Short exercise — Can you output the material exactly as written, minus any pictures it holds?

Records shown —
+ + + + +

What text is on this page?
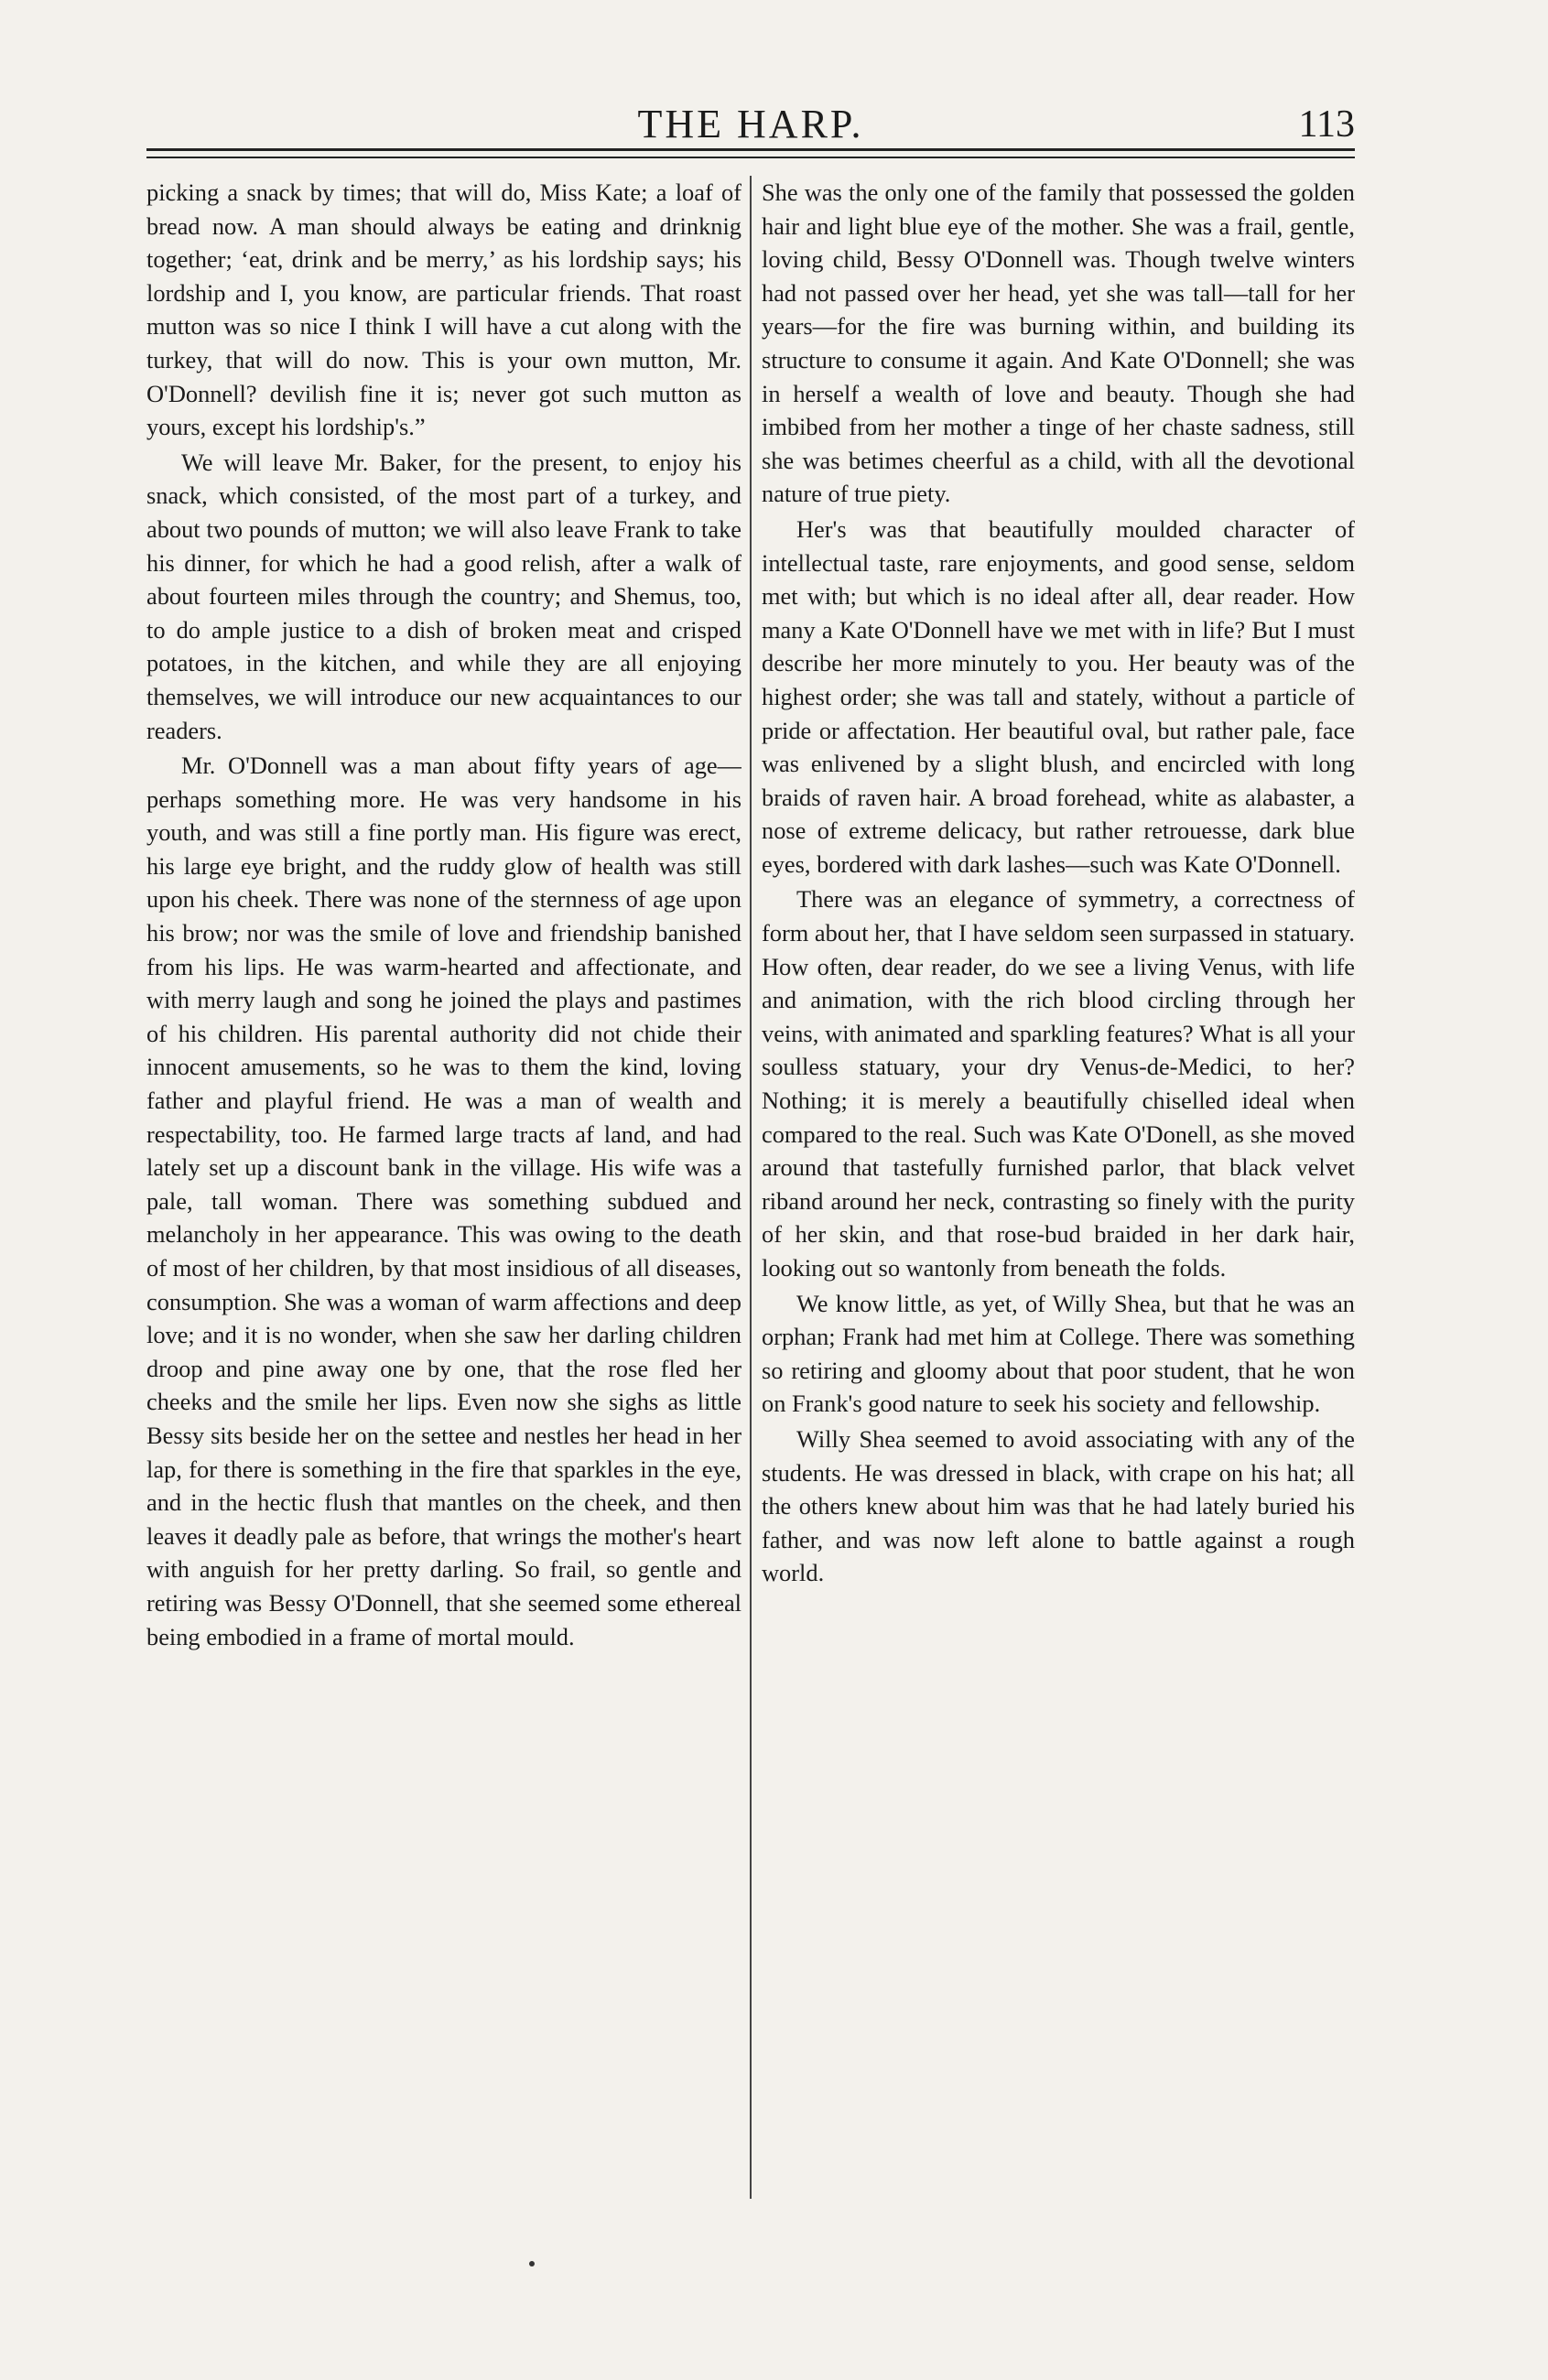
THE HARP.	113

picking a snack by times; that will do, Miss Kate; a loaf of bread now. A man should always be eating and drinknig together; ‘eat, drink and be merry,’ as his lordship says; his lordship and I, you know, are particular friends. That roast mutton was so nice I think I will have a cut along with the turkey, that will do now. This is your own mutton, Mr. O'Donnell? devilish fine it is; never got such mutton as yours, except his lordship's.”

We will leave Mr. Baker, for the present, to enjoy his snack, which consisted, of the most part of a turkey, and about two pounds of mutton; we will also leave Frank to take his dinner, for which he had a good relish, after a walk of about fourteen miles through the country; and Shemus, too, to do ample justice to a dish of broken meat and crisped potatoes, in the kitchen, and while they are all enjoying themselves, we will introduce our new acquaintances to our readers.

Mr. O'Donnell was a man about fifty years of age—perhaps something more. He was very handsome in his youth, and was still a fine portly man. His figure was erect, his large eye bright, and the ruddy glow of health was still upon his cheek. There was none of the sternness of age upon his brow; nor was the smile of love and friendship banished from his lips. He was warm-hearted and affectionate, and with merry laugh and song he joined the plays and pastimes of his children. His parental authority did not chide their innocent amusements, so he was to them the kind, loving father and playful friend. He was a man of wealth and respectability, too. He farmed large tracts af land, and had lately set up a discount bank in the village. His wife was a pale, tall woman. There was something subdued and melancholy in her appearance. This was owing to the death of most of her children, by that most insidious of all diseases, consumption. She was a woman of warm affections and deep love; and it is no wonder, when she saw her darling children droop and pine away one by one, that the rose fled her cheeks and the smile her lips. Even now she sighs as little Bessy sits beside her on the settee and nestles her head in her lap, for there is something in the fire that sparkles in the eye, and in the hectic flush that mantles on the cheek, and then leaves it deadly pale as before, that wrings the mother's heart with anguish for her pretty darling. So frail, so gentle and retiring was Bessy O'Donnell, that she seemed some ethereal being embodied in a frame of mortal mould.

She was the only one of the family that possessed the golden hair and light blue eye of the mother. She was a frail, gentle, loving child, Bessy O'Donnell was. Though twelve winters had not passed over her head, yet she was tall—tall for her years—for the fire was burning within, and building its structure to consume it again. And Kate O'Donnell; she was in herself a wealth of love and beauty. Though she had imbibed from her mother a tinge of her chaste sadness, still she was betimes cheerful as a child, with all the devotional nature of true piety.

Her's was that beautifully moulded character of intellectual taste, rare enjoyments, and good sense, seldom met with; but which is no ideal after all, dear reader. How many a Kate O'Donnell have we met with in life? But I must describe her more minutely to you. Her beauty was of the highest order; she was tall and stately, without a particle of pride or affectation. Her beautiful oval, but rather pale, face was enlivened by a slight blush, and encircled with long braids of raven hair. A broad forehead, white as alabaster, a nose of extreme delicacy, but rather retrouesse, dark blue eyes, bordered with dark lashes—such was Kate O'Donnell.

There was an elegance of symmetry, a correctness of form about her, that I have seldom seen surpassed in statuary. How often, dear reader, do we see a living Venus, with life and animation, with the rich blood circling through her veins, with animated and sparkling features? What is all your soulless statuary, your dry Venus-de-Medici, to her? Nothing; it is merely a beautifully chiselled ideal when compared to the real. Such was Kate O'Donell, as she moved around that tastefully furnished parlor, that black velvet riband around her neck, contrasting so finely with the purity of her skin, and that rose-bud braided in her dark hair, looking out so wantonly from beneath the folds.

We know little, as yet, of Willy Shea, but that he was an orphan; Frank had met him at College. There was something so retiring and gloomy about that poor student, that he won on Frank's good nature to seek his society and fellowship.

Willy Shea seemed to avoid associating with any of the students. He was dressed in black, with crape on his hat; all the others knew about him was that he had lately buried his father, and was now left alone to battle against a rough world.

+ + + + +

Output below —
What text is on this page?
THE HARP.	113

picking a snack by times; that will do, Miss Kate; a loaf of bread now. A man should always be eating and drinknig together; ‘eat, drink and be merry,’ as his lordship says; his lordship and I, you know, are particular friends. That roast mutton was so nice I think I will have a cut along with the turkey, that will do now. This is your own mutton, Mr. O'Donnell? devilish fine it is; never got such mutton as yours, except his lordship's.”

We will leave Mr. Baker, for the present, to enjoy his snack, which consisted, of the most part of a turkey, and about two pounds of mutton; we will also leave Frank to take his dinner, for which he had a good relish, after a walk of about fourteen miles through the country; and Shemus, too, to do ample justice to a dish of broken meat and crisped potatoes, in the kitchen, and while they are all enjoying themselves, we will introduce our new acquaintances to our readers.

Mr. O'Donnell was a man about fifty years of age—perhaps something more. He was very handsome in his youth, and was still a fine portly man. His figure was erect, his large eye bright, and the ruddy glow of health was still upon his cheek. There was none of the sternness of age upon his brow; nor was the smile of love and friendship banished from his lips. He was warm-hearted and affectionate, and with merry laugh and song he joined the plays and pastimes of his children. His parental authority did not chide their innocent amusements, so he was to them the kind, loving father and playful friend. He was a man of wealth and respectability, too. He farmed large tracts af land, and had lately set up a discount bank in the village. His wife was a pale, tall woman. There was something subdued and melancholy in her appearance. This was owing to the death of most of her children, by that most insidious of all diseases, consumption. She was a woman of warm affections and deep love; and it is no wonder, when she saw her darling children droop and pine away one by one, that the rose fled her cheeks and the smile her lips. Even now she sighs as little Bessy sits beside her on the settee and nestles her head in her lap, for there is something in the fire that sparkles in the eye, and in the hectic flush that mantles on the cheek, and then leaves it deadly pale as before, that wrings the mother's heart with anguish for her pretty darling. So frail, so gentle and retiring was Bessy O'Donnell, that she seemed some ethereal being embodied in a frame of mortal mould.

She was the only one of the family that possessed the golden hair and light blue eye of the mother. She was a frail, gentle, loving child, Bessy O'Donnell was. Though twelve winters had not passed over her head, yet she was tall—tall for her years—for the fire was burning within, and building its structure to consume it again. And Kate O'Donnell; she was in herself a wealth of love and beauty. Though she had imbibed from her mother a tinge of her chaste sadness, still she was betimes cheerful as a child, with all the devotional nature of true piety.

Her's was that beautifully moulded character of intellectual taste, rare enjoyments, and good sense, seldom met with; but which is no ideal after all, dear reader. How many a Kate O'Donnell have we met with in life? But I must describe her more minutely to you. Her beauty was of the highest order; she was tall and stately, without a particle of pride or affectation. Her beautiful oval, but rather pale, face was enlivened by a slight blush, and encircled with long braids of raven hair. A broad forehead, white as alabaster, a nose of extreme delicacy, but rather retrouesse, dark blue eyes, bordered with dark lashes—such was Kate O'Donnell.

There was an elegance of symmetry, a correctness of form about her, that I have seldom seen surpassed in statuary. How often, dear reader, do we see a living Venus, with life and animation, with the rich blood circling through her veins, with animated and sparkling features? What is all your soulless statuary, your dry Venus-de-Medici, to her? Nothing; it is merely a beautifully chiselled ideal when compared to the real. Such was Kate O'Donell, as she moved around that tastefully furnished parlor, that black velvet riband around her neck, contrasting so finely with the purity of her skin, and that rose-bud braided in her dark hair, looking out so wantonly from beneath the folds.

We know little, as yet, of Willy Shea, but that he was an orphan; Frank had met him at College. There was something so retiring and gloomy about that poor student, that he won on Frank's good nature to seek his society and fellowship.

Willy Shea seemed to avoid associating with any of the students. He was dressed in black, with crape on his hat; all the others knew about him was that he had lately buried his father, and was now left alone to battle against a rough world.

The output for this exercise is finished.